(YOUR TASK): In the listing below, locate the lines bearing the word "Weight". Copy every one of them.

- - - - - - -

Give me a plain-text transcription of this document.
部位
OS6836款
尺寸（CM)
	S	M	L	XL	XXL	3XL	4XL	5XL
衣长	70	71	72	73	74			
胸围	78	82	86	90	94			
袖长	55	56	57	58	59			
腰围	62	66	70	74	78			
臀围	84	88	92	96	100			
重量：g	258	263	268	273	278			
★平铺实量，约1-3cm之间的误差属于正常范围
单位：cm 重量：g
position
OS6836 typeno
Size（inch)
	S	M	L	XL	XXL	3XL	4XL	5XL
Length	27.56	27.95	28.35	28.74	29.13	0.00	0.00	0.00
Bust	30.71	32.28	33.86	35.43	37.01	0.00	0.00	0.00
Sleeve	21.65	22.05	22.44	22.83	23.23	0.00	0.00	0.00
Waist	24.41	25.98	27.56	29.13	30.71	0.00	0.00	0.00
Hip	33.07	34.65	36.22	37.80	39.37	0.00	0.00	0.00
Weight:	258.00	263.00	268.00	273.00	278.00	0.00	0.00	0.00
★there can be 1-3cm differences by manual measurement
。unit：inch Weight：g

- - - - - - -

(THE SOLUTION):
Weight:	258.00	263.00	268.00	273.00	278.00	0.00	0.00	0.00
。unit：inch Weight：g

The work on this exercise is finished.